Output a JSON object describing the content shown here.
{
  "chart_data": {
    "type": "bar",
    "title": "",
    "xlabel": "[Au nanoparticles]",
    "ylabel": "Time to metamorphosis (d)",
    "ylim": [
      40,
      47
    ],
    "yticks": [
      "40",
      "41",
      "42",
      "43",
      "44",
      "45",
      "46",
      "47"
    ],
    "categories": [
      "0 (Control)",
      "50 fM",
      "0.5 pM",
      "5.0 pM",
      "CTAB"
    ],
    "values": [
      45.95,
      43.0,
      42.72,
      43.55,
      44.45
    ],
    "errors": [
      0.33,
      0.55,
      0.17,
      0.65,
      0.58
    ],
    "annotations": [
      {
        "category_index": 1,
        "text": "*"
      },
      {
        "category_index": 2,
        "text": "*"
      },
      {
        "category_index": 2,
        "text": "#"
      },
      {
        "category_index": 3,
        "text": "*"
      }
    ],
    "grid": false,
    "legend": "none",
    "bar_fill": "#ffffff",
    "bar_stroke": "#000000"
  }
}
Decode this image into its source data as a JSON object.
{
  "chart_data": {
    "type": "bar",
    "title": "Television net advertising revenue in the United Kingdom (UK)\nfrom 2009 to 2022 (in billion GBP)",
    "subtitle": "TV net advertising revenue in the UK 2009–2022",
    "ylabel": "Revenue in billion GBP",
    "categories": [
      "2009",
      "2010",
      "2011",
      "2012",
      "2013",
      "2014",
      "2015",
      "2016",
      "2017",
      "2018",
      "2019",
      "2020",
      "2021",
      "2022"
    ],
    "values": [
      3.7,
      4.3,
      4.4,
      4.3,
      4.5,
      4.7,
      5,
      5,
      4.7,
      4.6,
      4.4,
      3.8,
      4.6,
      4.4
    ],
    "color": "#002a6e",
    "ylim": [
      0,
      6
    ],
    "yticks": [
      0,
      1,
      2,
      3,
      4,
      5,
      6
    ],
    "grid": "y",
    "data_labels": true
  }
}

--

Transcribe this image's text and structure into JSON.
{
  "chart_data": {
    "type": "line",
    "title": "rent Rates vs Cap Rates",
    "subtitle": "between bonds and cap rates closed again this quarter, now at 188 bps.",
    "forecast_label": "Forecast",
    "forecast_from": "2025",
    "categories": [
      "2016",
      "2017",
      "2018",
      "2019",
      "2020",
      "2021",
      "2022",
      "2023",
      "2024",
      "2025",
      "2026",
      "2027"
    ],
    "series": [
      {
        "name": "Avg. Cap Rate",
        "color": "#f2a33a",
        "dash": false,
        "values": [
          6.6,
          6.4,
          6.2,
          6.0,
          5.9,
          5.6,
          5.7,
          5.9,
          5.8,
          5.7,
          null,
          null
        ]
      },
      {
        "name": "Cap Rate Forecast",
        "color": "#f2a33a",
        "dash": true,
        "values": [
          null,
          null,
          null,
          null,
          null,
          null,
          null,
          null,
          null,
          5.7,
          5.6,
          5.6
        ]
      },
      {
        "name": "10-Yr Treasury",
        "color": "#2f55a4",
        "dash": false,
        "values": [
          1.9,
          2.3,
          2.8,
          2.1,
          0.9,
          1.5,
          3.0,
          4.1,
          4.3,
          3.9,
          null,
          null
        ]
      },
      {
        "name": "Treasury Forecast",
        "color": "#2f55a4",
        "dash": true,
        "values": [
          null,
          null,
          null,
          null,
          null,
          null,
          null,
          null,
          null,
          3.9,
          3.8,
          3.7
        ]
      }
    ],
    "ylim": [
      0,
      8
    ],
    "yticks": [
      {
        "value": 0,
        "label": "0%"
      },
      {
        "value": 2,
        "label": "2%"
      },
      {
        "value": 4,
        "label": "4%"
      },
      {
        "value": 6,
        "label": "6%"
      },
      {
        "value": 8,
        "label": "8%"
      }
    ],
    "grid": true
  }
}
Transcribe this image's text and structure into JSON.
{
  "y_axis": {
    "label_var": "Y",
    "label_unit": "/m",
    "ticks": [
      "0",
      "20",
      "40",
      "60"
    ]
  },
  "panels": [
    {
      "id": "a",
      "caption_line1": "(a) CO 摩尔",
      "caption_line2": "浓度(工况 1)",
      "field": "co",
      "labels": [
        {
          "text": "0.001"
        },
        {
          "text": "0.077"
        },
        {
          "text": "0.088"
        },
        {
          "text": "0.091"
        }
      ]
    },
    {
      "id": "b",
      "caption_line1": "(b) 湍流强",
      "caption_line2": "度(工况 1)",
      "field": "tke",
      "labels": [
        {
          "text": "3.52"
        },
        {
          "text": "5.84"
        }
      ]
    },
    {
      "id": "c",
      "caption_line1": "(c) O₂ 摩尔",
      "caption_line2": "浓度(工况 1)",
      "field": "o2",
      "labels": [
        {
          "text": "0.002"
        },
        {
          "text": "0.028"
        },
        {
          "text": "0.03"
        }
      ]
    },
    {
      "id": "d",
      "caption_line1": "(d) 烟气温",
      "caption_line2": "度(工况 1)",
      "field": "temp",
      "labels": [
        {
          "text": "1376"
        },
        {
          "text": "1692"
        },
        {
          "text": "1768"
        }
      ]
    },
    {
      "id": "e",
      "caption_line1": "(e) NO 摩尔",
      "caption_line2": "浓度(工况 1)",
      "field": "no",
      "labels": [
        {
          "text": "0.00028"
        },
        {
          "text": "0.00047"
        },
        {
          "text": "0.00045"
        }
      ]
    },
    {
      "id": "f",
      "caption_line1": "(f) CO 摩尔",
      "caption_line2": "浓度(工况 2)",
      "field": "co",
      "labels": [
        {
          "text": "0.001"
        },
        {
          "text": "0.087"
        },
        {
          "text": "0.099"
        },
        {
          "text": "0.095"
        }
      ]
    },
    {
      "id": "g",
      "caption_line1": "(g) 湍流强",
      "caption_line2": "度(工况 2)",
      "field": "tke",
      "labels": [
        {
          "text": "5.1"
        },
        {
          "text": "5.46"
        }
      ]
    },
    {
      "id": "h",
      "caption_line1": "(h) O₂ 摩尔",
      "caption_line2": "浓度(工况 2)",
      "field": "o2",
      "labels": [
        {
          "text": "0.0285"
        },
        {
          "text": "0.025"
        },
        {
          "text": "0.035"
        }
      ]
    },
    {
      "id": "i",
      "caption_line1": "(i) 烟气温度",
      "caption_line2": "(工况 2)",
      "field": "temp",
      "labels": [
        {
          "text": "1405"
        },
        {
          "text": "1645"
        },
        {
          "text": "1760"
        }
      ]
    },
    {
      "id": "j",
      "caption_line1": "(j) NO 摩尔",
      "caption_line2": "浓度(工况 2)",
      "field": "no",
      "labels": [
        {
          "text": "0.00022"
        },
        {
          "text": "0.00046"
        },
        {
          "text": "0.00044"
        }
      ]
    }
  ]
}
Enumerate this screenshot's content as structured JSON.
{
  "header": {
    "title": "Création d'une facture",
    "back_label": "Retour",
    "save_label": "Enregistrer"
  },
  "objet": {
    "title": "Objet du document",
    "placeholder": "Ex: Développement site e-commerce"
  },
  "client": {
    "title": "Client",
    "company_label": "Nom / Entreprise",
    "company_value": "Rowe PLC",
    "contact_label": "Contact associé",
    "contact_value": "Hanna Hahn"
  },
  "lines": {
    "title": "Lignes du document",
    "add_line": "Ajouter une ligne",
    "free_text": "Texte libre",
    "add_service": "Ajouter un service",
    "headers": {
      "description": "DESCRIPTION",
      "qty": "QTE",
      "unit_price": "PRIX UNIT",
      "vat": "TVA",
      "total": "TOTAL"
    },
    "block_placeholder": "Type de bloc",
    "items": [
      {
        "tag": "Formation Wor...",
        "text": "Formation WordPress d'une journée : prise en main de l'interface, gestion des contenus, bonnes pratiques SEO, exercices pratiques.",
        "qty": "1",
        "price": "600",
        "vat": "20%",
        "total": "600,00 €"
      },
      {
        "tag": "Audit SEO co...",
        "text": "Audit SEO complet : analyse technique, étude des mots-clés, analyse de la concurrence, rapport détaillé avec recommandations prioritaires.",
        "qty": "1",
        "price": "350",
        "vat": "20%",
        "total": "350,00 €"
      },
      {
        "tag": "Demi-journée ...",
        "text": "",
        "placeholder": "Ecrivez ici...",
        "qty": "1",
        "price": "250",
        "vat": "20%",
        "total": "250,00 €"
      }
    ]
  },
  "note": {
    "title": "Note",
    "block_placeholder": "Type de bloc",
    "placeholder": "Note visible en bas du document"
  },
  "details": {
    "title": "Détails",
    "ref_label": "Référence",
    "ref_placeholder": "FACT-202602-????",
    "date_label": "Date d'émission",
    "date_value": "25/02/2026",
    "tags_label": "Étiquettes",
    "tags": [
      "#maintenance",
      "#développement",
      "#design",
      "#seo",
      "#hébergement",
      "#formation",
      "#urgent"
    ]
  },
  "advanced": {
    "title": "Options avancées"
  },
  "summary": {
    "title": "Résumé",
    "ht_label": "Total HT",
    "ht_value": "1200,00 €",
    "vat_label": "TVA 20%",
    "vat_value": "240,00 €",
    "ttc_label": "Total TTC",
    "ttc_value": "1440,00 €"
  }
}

--

_Given exercise_
Gather from the data above every line with the string "billion".

_Output for this task_
    "title": "Television net advertising revenue in the United Kingdom (UK)\nfrom 2009 to 2022 (in billion GBP)",
    "ylabel": "Revenue in billion GBP",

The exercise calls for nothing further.